- _EXERCISE OBJECTIVE_: Transcribe the data that follows precisely, omitting nothing.

- _RECORDS FOR THIS EXERCISE_:
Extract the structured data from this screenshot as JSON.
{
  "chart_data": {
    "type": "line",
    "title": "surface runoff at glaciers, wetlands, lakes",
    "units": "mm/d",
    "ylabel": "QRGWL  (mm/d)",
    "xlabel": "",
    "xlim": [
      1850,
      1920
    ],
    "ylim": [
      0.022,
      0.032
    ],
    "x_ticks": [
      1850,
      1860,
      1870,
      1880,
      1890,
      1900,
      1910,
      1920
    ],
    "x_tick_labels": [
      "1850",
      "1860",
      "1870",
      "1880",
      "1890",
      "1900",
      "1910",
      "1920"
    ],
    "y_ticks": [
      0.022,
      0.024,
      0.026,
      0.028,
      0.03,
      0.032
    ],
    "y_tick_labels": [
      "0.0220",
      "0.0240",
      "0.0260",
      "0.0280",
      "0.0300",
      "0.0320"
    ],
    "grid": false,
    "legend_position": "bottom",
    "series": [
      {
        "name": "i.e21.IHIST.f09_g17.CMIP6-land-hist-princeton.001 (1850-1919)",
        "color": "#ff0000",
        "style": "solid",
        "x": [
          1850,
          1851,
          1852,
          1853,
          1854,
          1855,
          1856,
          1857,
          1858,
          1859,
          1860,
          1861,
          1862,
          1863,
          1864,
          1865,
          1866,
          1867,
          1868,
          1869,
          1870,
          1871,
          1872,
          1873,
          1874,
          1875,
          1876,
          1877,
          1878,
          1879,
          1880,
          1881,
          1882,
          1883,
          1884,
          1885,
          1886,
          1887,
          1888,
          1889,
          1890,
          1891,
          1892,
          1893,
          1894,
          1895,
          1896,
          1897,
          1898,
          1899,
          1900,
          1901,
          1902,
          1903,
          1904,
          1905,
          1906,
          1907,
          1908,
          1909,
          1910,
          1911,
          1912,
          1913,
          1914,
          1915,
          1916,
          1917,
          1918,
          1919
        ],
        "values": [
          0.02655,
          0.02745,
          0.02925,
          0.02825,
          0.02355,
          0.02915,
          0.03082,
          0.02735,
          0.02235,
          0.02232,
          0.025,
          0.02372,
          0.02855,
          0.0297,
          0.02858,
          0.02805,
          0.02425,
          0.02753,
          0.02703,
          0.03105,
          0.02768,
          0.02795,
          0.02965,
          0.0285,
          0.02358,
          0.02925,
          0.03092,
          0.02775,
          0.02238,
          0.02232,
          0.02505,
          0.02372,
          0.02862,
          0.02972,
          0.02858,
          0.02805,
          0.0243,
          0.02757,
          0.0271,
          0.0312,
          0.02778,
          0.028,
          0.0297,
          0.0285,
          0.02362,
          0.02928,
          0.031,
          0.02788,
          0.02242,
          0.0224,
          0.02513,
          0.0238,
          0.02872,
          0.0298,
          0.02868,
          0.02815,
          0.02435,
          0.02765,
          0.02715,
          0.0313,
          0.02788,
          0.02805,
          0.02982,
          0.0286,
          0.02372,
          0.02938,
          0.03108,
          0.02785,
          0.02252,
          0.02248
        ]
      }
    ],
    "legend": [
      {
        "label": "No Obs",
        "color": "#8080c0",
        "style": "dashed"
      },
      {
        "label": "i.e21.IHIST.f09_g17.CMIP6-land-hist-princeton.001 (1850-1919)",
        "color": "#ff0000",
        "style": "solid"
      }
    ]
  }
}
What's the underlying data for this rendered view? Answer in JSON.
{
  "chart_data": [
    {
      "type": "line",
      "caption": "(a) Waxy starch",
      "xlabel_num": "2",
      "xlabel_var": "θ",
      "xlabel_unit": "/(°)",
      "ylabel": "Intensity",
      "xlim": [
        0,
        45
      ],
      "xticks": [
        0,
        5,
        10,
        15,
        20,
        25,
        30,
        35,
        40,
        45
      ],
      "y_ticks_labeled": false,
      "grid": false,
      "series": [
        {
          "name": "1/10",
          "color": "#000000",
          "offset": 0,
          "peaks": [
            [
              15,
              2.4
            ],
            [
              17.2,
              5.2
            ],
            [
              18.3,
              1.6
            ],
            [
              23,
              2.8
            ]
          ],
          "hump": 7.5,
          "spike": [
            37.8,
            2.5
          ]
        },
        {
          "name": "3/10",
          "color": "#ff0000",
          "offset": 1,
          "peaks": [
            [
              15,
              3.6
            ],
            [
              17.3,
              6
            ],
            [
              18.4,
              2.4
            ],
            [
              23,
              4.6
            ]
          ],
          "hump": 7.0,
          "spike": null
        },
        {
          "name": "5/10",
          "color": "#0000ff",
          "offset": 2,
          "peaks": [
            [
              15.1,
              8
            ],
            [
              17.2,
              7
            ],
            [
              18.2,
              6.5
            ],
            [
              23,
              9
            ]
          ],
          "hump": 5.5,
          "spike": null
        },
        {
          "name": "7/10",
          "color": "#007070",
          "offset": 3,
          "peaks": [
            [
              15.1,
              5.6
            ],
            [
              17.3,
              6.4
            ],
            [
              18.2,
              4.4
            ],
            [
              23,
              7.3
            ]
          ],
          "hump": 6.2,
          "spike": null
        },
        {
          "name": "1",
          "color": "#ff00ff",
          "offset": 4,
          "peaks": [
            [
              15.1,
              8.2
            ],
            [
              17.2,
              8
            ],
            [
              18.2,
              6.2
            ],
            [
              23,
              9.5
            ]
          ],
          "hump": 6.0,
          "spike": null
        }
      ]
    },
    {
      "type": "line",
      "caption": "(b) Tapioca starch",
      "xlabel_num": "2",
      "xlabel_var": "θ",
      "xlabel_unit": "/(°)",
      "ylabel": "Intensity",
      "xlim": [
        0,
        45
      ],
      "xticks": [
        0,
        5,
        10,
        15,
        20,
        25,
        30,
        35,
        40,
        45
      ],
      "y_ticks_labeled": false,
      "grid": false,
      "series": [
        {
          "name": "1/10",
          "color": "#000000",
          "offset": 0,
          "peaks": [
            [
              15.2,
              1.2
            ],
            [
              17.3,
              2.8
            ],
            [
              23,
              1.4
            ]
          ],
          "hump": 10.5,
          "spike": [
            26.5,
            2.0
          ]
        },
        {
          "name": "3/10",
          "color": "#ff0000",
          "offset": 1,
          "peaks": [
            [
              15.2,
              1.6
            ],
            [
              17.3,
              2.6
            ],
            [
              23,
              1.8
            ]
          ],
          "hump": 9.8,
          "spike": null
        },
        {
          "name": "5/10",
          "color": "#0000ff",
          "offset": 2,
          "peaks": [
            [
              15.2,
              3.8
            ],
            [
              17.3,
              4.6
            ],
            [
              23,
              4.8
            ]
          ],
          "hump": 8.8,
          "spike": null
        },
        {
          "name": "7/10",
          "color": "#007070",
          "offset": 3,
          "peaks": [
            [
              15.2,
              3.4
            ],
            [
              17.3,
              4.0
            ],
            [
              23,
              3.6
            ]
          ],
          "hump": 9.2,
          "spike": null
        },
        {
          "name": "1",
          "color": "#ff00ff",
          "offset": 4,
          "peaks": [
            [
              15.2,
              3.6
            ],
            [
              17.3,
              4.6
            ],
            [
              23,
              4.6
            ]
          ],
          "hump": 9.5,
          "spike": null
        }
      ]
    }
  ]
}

- _EXERCISE RESPONSE_:
Extract the structured data from this screenshot as JSON.
{
  "chart_data": {
    "type": "line",
    "title": "surface runoff at glaciers, wetlands, lakes",
    "units": "mm/d",
    "ylabel": "QRGWL  (mm/d)",
    "xlabel": "",
    "xlim": [
      1850,
      1920
    ],
    "ylim": [
      0.022,
      0.032
    ],
    "x_ticks": [
      1850,
      1860,
      1870,
      1880,
      1890,
      1900,
      1910,
      1920
    ],
    "x_tick_labels": [
      "1850",
      "1860",
      "1870",
      "1880",
      "1890",
      "1900",
      "1910",
      "1920"
    ],
    "y_ticks": [
      0.022,
      0.024,
      0.026,
      0.028,
      0.03,
      0.032
    ],
    "y_tick_labels": [
      "0.0220",
      "0.0240",
      "0.0260",
      "0.0280",
      "0.0300",
      "0.0320"
    ],
    "grid": false,
    "legend_position": "bottom",
    "series": [
      {
        "name": "i.e21.IHIST.f09_g17.CMIP6-land-hist-princeton.001 (1850-1919)",
        "color": "#ff0000",
        "style": "solid",
        "x": [
          1850,
          1851,
          1852,
          1853,
          1854,
          1855,
          1856,
          1857,
          1858,
          1859,
          1860,
          1861,
          1862,
          1863,
          1864,
          1865,
          1866,
          1867,
          1868,
          1869,
          1870,
          1871,
          1872,
          1873,
          1874,
          1875,
          1876,
          1877,
          1878,
          1879,
          1880,
          1881,
          1882,
          1883,
          1884,
          1885,
          1886,
          1887,
          1888,
          1889,
          1890,
          1891,
          1892,
          1893,
          1894,
          1895,
          1896,
          1897,
          1898,
          1899,
          1900,
          1901,
          1902,
          1903,
          1904,
          1905,
          1906,
          1907,
          1908,
          1909,
          1910,
          1911,
          1912,
          1913,
          1914,
          1915,
          1916,
          1917,
          1918,
          1919
        ],
        "values": [
          0.02655,
          0.02745,
          0.02925,
          0.02825,
          0.02355,
          0.02915,
          0.03082,
          0.02735,
          0.02235,
          0.02232,
          0.025,
          0.02372,
          0.02855,
          0.0297,
          0.02858,
          0.02805,
          0.02425,
          0.02753,
          0.02703,
          0.03105,
          0.02768,
          0.02795,
          0.02965,
          0.0285,
          0.02358,
          0.02925,
          0.03092,
          0.02775,
          0.02238,
          0.02232,
          0.02505,
          0.02372,
          0.02862,
          0.02972,
          0.02858,
          0.02805,
          0.0243,
          0.02757,
          0.0271,
          0.0312,
          0.02778,
          0.028,
          0.0297,
          0.0285,
          0.02362,
          0.02928,
          0.031,
          0.02788,
          0.02242,
          0.0224,
          0.02513,
          0.0238,
          0.02872,
          0.0298,
          0.02868,
          0.02815,
          0.02435,
          0.02765,
          0.02715,
          0.0313,
          0.02788,
          0.02805,
          0.02982,
          0.0286,
          0.02372,
          0.02938,
          0.03108,
          0.02785,
          0.02252,
          0.02248
        ]
      }
    ],
    "legend": [
      {
        "label": "No Obs",
        "color": "#8080c0",
        "style": "dashed"
      },
      {
        "label": "i.e21.IHIST.f09_g17.CMIP6-land-hist-princeton.001 (1850-1919)",
        "color": "#ff0000",
        "style": "solid"
      }
    ]
  }
}
What's the underlying data for this rendered view? Answer in JSON.
{
  "chart_data": [
    {
      "type": "line",
      "caption": "(a) Waxy starch",
      "xlabel_num": "2",
      "xlabel_var": "θ",
      "xlabel_unit": "/(°)",
      "ylabel": "Intensity",
      "xlim": [
        0,
        45
      ],
      "xticks": [
        0,
        5,
        10,
        15,
        20,
        25,
        30,
        35,
        40,
        45
      ],
      "y_ticks_labeled": false,
      "grid": false,
      "series": [
        {
          "name": "1/10",
          "color": "#000000",
          "offset": 0,
          "peaks": [
            [
              15,
              2.4
            ],
            [
              17.2,
              5.2
            ],
            [
              18.3,
              1.6
            ],
            [
              23,
              2.8
            ]
          ],
          "hump": 7.5,
          "spike": [
            37.8,
            2.5
          ]
        },
        {
          "name": "3/10",
          "color": "#ff0000",
          "offset": 1,
          "peaks": [
            [
              15,
              3.6
            ],
            [
              17.3,
              6
            ],
            [
              18.4,
              2.4
            ],
            [
              23,
              4.6
            ]
          ],
          "hump": 7.0,
          "spike": null
        },
        {
          "name": "5/10",
          "color": "#0000ff",
          "offset": 2,
          "peaks": [
            [
              15.1,
              8
            ],
            [
              17.2,
              7
            ],
            [
              18.2,
              6.5
            ],
            [
              23,
              9
            ]
          ],
          "hump": 5.5,
          "spike": null
        },
        {
          "name": "7/10",
          "color": "#007070",
          "offset": 3,
          "peaks": [
            [
              15.1,
              5.6
            ],
            [
              17.3,
              6.4
            ],
            [
              18.2,
              4.4
            ],
            [
              23,
              7.3
            ]
          ],
          "hump": 6.2,
          "spike": null
        },
        {
          "name": "1",
          "color": "#ff00ff",
          "offset": 4,
          "peaks": [
            [
              15.1,
              8.2
            ],
            [
              17.2,
              8
            ],
            [
              18.2,
              6.2
            ],
            [
              23,
              9.5
            ]
          ],
          "hump": 6.0,
          "spike": null
        }
      ]
    },
    {
      "type": "line",
      "caption": "(b) Tapioca starch",
      "xlabel_num": "2",
      "xlabel_var": "θ",
      "xlabel_unit": "/(°)",
      "ylabel": "Intensity",
      "xlim": [
        0,
        45
      ],
      "xticks": [
        0,
        5,
        10,
        15,
        20,
        25,
        30,
        35,
        40,
        45
      ],
      "y_ticks_labeled": false,
      "grid": false,
      "series": [
        {
          "name": "1/10",
          "color": "#000000",
          "offset": 0,
          "peaks": [
            [
              15.2,
              1.2
            ],
            [
              17.3,
              2.8
            ],
            [
              23,
              1.4
            ]
          ],
          "hump": 10.5,
          "spike": [
            26.5,
            2.0
          ]
        },
        {
          "name": "3/10",
          "color": "#ff0000",
          "offset": 1,
          "peaks": [
            [
              15.2,
              1.6
            ],
            [
              17.3,
              2.6
            ],
            [
              23,
              1.8
            ]
          ],
          "hump": 9.8,
          "spike": null
        },
        {
          "name": "5/10",
          "color": "#0000ff",
          "offset": 2,
          "peaks": [
            [
              15.2,
              3.8
            ],
            [
              17.3,
              4.6
            ],
            [
              23,
              4.8
            ]
          ],
          "hump": 8.8,
          "spike": null
        },
        {
          "name": "7/10",
          "color": "#007070",
          "offset": 3,
          "peaks": [
            [
              15.2,
              3.4
            ],
            [
              17.3,
              4.0
            ],
            [
              23,
              3.6
            ]
          ],
          "hump": 9.2,
          "spike": null
        },
        {
          "name": "1",
          "color": "#ff00ff",
          "offset": 4,
          "peaks": [
            [
              15.2,
              3.6
            ],
            [
              17.3,
              4.6
            ],
            [
              23,
              4.6
            ]
          ],
          "hump": 9.5,
          "spike": null
        }
      ]
    }
  ]
}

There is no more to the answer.